● YOUR TASK
Quote every line as given.

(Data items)
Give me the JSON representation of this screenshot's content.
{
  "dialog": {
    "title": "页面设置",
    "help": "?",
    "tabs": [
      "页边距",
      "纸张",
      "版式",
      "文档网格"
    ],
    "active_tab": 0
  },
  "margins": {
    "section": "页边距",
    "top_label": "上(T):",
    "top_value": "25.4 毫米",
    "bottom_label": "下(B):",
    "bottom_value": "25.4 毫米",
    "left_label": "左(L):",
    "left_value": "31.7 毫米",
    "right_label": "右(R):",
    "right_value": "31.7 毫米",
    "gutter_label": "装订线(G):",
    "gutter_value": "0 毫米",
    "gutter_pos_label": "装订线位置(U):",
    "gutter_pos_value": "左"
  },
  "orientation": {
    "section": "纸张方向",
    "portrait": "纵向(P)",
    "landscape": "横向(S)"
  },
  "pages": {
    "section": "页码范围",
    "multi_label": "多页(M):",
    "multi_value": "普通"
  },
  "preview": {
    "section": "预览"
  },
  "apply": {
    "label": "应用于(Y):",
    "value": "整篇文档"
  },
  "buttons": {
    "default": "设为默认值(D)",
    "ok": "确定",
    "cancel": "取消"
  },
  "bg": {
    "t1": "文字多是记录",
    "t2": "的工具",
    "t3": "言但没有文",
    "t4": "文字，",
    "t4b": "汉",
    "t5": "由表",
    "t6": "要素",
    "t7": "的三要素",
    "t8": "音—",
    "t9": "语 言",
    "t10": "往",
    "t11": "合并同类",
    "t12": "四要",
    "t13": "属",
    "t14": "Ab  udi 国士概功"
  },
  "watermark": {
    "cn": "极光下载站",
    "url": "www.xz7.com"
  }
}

● OUTPUT FOR THIS EXERCISE
Give me the JSON representation of this screenshot's content.
{
  "dialog": {
    "title": "页面设置",
    "help": "?",
    "tabs": [
      "页边距",
      "纸张",
      "版式",
      "文档网格"
    ],
    "active_tab": 0
  },
  "margins": {
    "section": "页边距",
    "top_label": "上(T):",
    "top_value": "25.4 毫米",
    "bottom_label": "下(B):",
    "bottom_value": "25.4 毫米",
    "left_label": "左(L):",
    "left_value": "31.7 毫米",
    "right_label": "右(R):",
    "right_value": "31.7 毫米",
    "gutter_label": "装订线(G):",
    "gutter_value": "0 毫米",
    "gutter_pos_label": "装订线位置(U):",
    "gutter_pos_value": "左"
  },
  "orientation": {
    "section": "纸张方向",
    "portrait": "纵向(P)",
    "landscape": "横向(S)"
  },
  "pages": {
    "section": "页码范围",
    "multi_label": "多页(M):",
    "multi_value": "普通"
  },
  "preview": {
    "section": "预览"
  },
  "apply": {
    "label": "应用于(Y):",
    "value": "整篇文档"
  },
  "buttons": {
    "default": "设为默认值(D)",
    "ok": "确定",
    "cancel": "取消"
  },
  "bg": {
    "t1": "文字多是记录",
    "t2": "的工具",
    "t3": "言但没有文",
    "t4": "文字，",
    "t4b": "汉",
    "t5": "由表",
    "t6": "要素",
    "t7": "的三要素",
    "t8": "音—",
    "t9": "语 言",
    "t10": "往",
    "t11": "合并同类",
    "t12": "四要",
    "t13": "属",
    "t14": "Ab  udi 国士概功"
  },
  "watermark": {
    "cn": "极光下载站",
    "url": "www.xz7.com"
  }
}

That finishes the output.